Exercise details: Scan the records for the word "Cliente". Copy each line that includes it.

Listed records:
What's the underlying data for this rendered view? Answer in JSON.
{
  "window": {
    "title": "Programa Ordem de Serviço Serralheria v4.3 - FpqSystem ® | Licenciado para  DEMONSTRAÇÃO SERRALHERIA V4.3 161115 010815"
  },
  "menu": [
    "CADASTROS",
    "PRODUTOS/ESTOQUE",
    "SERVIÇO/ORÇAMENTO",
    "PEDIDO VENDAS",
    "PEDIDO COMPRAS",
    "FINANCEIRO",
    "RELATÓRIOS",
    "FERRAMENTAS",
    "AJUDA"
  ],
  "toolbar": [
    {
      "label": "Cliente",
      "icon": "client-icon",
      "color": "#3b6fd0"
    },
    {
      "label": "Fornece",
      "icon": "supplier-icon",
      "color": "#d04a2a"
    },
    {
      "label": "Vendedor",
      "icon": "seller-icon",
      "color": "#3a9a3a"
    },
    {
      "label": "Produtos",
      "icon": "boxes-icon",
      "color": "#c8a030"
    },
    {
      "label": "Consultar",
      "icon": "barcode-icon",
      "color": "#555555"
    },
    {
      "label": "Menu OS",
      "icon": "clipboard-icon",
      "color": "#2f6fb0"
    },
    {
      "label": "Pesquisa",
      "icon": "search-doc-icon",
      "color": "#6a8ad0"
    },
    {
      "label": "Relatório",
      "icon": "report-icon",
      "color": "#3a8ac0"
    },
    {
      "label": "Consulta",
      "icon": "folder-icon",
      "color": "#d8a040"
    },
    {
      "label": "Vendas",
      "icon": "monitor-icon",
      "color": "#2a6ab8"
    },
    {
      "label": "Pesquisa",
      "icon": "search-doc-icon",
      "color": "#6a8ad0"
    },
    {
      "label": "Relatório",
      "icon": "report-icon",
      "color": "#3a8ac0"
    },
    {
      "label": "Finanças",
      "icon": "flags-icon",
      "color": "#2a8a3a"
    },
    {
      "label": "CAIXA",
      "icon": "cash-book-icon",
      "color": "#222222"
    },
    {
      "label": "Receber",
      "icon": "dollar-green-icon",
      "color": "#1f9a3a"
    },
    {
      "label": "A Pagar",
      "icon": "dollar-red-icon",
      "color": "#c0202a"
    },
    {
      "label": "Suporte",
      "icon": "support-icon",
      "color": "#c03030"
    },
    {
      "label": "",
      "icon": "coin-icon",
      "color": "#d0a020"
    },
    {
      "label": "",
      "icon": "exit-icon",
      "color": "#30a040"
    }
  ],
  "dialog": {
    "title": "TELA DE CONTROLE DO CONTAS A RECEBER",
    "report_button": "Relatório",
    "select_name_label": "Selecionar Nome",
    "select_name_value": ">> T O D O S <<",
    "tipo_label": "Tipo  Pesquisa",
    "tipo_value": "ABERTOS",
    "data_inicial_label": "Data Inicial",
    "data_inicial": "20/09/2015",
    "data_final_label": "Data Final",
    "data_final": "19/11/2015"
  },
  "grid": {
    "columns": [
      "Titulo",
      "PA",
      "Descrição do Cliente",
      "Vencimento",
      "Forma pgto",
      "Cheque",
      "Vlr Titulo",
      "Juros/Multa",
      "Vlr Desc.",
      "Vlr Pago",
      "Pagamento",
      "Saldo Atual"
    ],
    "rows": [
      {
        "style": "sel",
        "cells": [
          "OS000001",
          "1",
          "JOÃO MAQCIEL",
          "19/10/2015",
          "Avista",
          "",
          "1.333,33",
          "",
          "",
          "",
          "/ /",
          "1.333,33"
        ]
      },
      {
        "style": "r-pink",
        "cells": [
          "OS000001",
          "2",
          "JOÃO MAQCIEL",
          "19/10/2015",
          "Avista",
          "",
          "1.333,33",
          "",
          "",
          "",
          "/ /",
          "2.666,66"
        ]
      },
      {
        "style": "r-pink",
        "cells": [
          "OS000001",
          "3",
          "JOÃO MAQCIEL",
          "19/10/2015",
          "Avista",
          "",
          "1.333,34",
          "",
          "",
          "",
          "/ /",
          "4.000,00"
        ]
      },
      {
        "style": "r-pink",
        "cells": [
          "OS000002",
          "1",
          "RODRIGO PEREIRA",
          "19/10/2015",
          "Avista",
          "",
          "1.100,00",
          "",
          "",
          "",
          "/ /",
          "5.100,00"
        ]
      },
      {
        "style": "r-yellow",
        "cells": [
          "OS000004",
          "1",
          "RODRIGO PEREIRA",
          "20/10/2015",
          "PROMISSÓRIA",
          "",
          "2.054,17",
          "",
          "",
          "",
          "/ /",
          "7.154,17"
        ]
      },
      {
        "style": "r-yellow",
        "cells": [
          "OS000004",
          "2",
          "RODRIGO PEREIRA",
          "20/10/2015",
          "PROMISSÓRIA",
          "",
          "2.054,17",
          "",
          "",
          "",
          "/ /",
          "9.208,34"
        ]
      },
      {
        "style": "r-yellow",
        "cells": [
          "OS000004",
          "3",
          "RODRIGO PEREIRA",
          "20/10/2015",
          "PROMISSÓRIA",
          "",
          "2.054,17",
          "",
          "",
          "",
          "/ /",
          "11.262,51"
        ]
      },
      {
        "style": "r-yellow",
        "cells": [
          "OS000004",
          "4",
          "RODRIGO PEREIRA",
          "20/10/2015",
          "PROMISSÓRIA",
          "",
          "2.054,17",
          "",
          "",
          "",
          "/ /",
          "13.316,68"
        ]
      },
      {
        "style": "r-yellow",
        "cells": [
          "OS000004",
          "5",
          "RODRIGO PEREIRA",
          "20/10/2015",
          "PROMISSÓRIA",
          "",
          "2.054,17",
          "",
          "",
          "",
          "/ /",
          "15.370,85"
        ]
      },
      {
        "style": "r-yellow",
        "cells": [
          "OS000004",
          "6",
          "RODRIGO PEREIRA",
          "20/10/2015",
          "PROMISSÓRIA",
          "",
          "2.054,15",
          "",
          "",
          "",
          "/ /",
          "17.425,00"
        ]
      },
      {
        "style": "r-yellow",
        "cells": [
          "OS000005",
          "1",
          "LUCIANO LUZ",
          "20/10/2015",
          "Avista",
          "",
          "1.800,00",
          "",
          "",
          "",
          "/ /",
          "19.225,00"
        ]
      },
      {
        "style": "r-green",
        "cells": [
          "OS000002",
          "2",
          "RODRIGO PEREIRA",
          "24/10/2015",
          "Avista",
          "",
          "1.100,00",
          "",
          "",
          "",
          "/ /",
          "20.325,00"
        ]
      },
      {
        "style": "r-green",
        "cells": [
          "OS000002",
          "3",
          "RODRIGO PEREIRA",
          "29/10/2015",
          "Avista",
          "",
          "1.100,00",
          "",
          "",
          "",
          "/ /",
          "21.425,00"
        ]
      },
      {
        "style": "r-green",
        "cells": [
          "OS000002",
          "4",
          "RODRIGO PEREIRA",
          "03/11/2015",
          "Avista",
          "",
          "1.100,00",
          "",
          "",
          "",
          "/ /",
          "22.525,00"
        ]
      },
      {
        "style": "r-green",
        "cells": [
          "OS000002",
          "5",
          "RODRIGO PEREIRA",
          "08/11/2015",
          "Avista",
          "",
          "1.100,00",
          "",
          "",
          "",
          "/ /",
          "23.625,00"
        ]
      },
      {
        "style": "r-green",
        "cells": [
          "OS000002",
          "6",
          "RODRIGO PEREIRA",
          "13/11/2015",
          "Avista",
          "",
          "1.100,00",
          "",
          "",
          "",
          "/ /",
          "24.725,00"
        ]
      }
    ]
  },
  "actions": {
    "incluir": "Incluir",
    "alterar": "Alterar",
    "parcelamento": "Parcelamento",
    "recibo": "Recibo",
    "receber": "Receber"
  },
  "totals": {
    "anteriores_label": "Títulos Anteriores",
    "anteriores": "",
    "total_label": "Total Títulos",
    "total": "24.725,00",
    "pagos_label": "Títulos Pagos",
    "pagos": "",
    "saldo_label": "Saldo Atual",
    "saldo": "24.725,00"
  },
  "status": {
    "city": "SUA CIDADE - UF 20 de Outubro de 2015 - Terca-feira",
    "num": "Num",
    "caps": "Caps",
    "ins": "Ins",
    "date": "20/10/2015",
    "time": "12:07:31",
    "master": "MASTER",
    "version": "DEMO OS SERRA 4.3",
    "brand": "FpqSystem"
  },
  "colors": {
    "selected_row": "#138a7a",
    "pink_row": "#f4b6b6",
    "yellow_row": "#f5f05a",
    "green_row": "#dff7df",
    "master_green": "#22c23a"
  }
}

Complete answer:
      "label": "Cliente",
      "Descrição do Cliente",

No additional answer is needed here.